SUPPLIED ENTRIES:
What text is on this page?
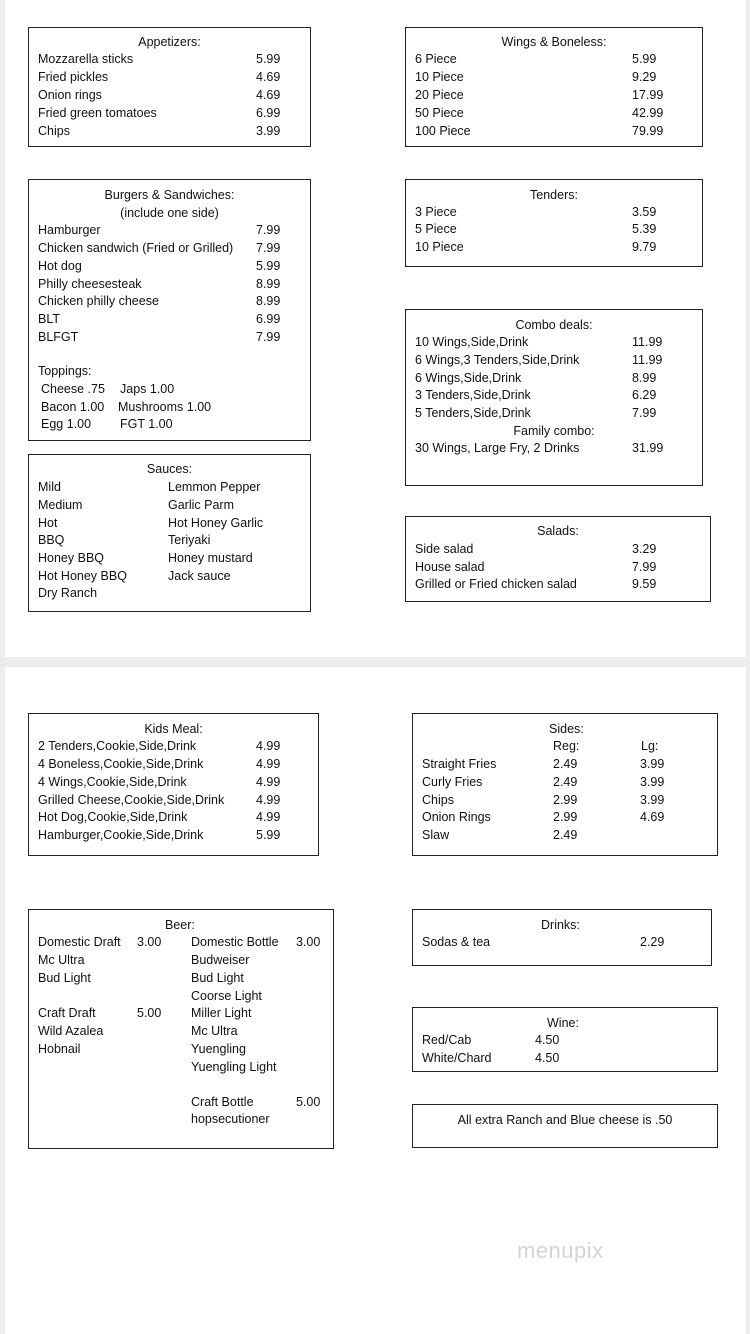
Appetizers:
Mozzarella sticks	5.99
Fried pickles	4.69
Onion rings	4.69
Fried green tomatoes	6.99
Chips	3.99
Wings & Boneless:
6 Piece	5.99
10 Piece	9.29
20 Piece	17.99
50 Piece	42.99
100 Piece	79.99
Burgers & Sandwiches:
(include one side)
Hamburger	7.99
Chicken sandwich (Fried or Grilled) 7.99
Hot dog	5.99
Philly cheesesteak	8.99
Chicken philly cheese	8.99
BLT	6.99
BLFGT	7.99
Toppings:
Cheese .75 Japs 1.00
Bacon 1.00 Mushrooms 1.00
Egg 1.00 FGT 1.00
Tenders:
3 Piece	3.59
5 Piece	5.39
10 Piece	9.79
Combo deals:
10 Wings,Side,Drink	11.99
6 Wings,3 Tenders,Side,Drink	11.99
6 Wings,Side,Drink	8.99
3 Tenders,Side,Drink	6.29
5 Tenders,Side,Drink	7.99
Family combo:
30 Wings, Large Fry, 2 Drinks	31.99
Sauces:
Mild
Medium
Hot
BBQ
Honey BBQ
Hot Honey BBQ
Dry Ranch
Lemmon Pepper
Garlic Parm
Hot Honey Garlic
Teriyaki
Honey mustard
Jack sauce
Salads:
Side salad	3.29
House salad	7.99
Grilled or Fried chicken salad	9.59
Kids Meal:
2 Tenders,Cookie,Side,Drink	4.99
4 Boneless,Cookie,Side,Drink	4.99
4 Wings,Cookie,Side,Drink	4.99
Grilled Cheese,Cookie,Side,Drink	4.99
Hot Dog,Cookie,Side,Drink	4.99
Hamburger,Cookie,Side,Drink	5.99
Sides:
Reg:	Lg:
Straight Fries	2.49	3.99
Curly Fries	2.49	3.99
Chips	2.99	3.99
Onion Rings	2.99	4.69
Slaw	2.49
Beer:
Domestic Draft 3.00
Mc Ultra
Bud Light
Craft Draft	5.00
Wild Azalea
Hobnail
Domestic Bottle 3.00
Budweiser
Bud Light
Coorse Light
Miller Light
Mc Ultra
Yuengling
Yuengling Light
Craft Bottle	5.00
hopsecutioner
Drinks:
Sodas & tea	2.29
Wine:
Red/Cab	4.50
White/Chard	4.50
All extra Ranch and Blue cheese is .50
menupix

SHORT TASK:
Filter the entries and copy out every line with the word "Boneless".

TASK RESULT:
Wings & Boneless:
4 Boneless,Cookie,Side,Drink	4.99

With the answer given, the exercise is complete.